Required task
Gather all lines with the word "perforation" in them.

Records for processing
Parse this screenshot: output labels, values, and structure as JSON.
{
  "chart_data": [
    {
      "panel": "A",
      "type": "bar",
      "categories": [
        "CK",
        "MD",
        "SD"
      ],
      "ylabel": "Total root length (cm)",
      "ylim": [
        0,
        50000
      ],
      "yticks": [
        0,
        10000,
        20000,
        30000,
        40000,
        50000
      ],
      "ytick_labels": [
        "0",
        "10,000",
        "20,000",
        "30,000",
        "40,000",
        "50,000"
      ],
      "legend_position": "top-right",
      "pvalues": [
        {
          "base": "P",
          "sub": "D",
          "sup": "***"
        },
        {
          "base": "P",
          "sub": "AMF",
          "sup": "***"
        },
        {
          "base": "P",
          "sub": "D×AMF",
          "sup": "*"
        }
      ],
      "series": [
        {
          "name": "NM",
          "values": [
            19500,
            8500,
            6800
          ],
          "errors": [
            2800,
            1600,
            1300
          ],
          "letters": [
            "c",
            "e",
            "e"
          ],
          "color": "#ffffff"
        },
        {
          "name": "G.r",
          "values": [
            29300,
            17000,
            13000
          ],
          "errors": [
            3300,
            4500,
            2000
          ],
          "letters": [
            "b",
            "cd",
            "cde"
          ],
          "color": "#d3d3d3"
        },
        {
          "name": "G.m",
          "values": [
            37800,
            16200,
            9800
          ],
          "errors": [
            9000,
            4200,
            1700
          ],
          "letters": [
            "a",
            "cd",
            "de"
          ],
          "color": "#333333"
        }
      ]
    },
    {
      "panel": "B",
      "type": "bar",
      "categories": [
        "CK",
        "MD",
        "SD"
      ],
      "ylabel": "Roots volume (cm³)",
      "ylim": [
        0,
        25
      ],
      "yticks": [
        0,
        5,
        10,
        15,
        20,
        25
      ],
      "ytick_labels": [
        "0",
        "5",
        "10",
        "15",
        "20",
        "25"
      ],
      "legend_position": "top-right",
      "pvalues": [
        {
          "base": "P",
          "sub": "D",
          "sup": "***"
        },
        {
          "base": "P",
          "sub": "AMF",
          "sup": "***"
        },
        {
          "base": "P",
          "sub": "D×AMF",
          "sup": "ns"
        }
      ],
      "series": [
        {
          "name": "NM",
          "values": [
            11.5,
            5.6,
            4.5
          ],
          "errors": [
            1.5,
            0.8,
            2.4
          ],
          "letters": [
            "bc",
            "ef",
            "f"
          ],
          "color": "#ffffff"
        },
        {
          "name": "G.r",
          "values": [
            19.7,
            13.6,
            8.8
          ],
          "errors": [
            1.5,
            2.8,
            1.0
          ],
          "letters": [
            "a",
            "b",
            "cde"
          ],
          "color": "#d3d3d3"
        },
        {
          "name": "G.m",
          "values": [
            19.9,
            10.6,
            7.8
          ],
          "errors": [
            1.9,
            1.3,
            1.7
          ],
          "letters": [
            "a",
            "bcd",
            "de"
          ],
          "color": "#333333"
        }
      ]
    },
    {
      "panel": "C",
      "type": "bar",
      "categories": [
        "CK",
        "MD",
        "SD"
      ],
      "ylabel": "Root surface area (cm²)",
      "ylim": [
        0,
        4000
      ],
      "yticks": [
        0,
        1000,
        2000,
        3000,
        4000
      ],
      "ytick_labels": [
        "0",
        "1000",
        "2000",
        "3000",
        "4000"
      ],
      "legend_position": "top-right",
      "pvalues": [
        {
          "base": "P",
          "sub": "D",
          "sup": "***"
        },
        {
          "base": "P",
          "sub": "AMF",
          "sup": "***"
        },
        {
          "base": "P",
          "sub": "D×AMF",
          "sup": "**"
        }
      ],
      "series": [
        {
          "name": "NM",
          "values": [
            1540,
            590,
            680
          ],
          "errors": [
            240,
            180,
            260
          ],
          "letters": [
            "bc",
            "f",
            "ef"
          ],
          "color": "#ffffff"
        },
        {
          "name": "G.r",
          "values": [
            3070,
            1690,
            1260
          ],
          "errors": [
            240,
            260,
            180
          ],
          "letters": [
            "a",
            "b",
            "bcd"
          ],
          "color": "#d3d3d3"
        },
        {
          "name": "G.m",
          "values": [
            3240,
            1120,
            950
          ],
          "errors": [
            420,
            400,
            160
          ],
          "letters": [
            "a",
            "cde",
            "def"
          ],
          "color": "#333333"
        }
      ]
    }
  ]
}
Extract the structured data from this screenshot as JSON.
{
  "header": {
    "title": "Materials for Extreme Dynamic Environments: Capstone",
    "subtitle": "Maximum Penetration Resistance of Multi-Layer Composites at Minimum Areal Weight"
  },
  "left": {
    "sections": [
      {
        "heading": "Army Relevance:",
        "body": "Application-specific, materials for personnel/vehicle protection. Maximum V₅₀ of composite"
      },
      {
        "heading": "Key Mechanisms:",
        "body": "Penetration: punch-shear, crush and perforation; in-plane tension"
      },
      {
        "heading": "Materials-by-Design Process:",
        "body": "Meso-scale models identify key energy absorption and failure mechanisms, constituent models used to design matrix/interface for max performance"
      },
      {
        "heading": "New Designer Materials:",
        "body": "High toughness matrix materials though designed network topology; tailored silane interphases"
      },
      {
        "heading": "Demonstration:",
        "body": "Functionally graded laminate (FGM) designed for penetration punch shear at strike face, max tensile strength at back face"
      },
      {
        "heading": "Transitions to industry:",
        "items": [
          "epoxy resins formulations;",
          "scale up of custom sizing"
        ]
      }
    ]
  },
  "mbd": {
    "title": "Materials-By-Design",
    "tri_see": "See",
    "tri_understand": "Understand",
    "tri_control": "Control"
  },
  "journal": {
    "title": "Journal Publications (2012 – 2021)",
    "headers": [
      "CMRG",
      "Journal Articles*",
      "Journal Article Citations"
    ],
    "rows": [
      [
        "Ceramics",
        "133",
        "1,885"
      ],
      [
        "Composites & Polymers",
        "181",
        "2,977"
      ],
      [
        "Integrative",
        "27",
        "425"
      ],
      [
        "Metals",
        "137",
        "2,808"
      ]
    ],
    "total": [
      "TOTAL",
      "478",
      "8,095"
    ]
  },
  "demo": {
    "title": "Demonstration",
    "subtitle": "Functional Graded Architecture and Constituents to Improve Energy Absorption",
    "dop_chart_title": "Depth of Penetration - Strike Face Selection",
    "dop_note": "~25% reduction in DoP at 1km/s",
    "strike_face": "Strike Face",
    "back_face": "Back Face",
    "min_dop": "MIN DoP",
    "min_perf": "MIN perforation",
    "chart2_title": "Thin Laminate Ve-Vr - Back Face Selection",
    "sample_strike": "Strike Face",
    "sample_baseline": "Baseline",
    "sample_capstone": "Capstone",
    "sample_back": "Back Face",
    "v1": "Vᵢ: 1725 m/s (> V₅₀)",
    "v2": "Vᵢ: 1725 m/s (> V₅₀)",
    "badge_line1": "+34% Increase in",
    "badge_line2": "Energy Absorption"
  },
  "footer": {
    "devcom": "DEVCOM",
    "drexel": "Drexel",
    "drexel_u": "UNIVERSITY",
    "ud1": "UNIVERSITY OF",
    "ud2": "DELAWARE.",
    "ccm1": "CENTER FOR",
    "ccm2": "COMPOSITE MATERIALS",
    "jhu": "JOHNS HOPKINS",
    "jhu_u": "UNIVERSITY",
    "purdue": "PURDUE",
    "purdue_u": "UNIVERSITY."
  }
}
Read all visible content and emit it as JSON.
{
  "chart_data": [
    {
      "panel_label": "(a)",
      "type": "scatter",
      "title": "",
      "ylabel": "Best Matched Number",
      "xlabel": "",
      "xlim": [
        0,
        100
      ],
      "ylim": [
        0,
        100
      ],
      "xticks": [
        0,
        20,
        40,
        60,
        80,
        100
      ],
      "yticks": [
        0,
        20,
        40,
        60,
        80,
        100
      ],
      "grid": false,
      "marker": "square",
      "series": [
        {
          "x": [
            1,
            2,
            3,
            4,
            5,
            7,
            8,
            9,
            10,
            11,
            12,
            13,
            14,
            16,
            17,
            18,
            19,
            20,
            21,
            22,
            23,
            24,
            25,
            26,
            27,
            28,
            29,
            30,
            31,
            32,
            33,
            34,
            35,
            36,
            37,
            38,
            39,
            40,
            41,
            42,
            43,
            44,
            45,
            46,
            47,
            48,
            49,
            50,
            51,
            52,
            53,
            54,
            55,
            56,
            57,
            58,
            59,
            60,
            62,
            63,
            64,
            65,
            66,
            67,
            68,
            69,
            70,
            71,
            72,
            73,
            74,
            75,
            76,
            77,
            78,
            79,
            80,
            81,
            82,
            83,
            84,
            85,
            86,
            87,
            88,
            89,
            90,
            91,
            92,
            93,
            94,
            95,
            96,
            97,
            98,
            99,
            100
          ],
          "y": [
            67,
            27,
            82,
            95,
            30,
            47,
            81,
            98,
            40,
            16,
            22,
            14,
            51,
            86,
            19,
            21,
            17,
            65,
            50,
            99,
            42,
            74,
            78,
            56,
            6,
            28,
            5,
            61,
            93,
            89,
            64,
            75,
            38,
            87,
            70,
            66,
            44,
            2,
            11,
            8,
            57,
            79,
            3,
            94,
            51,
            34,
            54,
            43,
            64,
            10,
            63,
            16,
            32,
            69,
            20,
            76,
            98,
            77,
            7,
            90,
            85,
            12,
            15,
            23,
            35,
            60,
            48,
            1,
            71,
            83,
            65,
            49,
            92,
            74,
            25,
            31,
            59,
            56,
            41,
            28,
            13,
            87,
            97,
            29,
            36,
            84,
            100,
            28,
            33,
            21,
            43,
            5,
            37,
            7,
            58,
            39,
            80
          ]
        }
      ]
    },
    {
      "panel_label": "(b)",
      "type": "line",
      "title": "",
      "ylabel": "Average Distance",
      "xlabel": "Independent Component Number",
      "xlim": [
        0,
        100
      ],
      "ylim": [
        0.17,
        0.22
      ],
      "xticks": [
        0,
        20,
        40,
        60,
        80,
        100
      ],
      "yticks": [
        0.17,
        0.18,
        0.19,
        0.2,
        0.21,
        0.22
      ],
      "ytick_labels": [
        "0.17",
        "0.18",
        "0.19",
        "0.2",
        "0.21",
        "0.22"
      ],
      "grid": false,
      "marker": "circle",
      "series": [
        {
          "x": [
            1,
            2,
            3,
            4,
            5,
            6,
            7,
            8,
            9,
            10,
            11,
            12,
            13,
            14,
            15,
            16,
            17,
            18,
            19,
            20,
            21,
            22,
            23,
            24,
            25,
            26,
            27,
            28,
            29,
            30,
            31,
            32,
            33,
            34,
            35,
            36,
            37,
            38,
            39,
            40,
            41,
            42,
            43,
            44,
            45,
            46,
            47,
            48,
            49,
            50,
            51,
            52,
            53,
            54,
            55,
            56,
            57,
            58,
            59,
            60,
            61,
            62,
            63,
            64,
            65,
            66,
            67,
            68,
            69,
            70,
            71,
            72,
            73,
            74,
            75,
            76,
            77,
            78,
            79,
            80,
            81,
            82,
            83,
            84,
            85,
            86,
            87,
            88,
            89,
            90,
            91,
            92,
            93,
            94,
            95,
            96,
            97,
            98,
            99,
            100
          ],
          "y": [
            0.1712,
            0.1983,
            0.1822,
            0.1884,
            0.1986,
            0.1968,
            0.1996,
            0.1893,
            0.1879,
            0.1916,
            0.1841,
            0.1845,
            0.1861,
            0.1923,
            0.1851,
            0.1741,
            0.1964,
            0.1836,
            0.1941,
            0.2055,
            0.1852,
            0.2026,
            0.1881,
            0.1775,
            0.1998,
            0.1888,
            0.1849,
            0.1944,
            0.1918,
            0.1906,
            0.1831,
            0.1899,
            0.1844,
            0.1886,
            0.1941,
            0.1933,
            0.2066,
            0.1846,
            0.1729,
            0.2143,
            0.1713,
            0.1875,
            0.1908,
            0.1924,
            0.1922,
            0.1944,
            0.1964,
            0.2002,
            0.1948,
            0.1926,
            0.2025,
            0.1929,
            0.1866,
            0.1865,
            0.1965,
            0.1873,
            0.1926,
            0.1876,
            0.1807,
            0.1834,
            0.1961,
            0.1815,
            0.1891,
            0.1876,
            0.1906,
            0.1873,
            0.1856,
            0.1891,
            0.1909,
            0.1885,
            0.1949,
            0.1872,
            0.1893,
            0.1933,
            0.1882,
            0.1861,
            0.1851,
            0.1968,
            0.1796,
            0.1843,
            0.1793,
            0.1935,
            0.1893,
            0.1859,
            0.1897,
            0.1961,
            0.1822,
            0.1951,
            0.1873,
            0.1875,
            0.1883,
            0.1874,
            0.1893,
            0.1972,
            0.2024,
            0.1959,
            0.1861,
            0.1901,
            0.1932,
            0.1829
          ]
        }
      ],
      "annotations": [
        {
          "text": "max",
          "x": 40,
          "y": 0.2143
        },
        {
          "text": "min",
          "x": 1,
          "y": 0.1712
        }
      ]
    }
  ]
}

Response to the task
        "body": "Penetration: punch-shear, crush and perforation; in-plane tension"
    "min_perf": "MIN perforation",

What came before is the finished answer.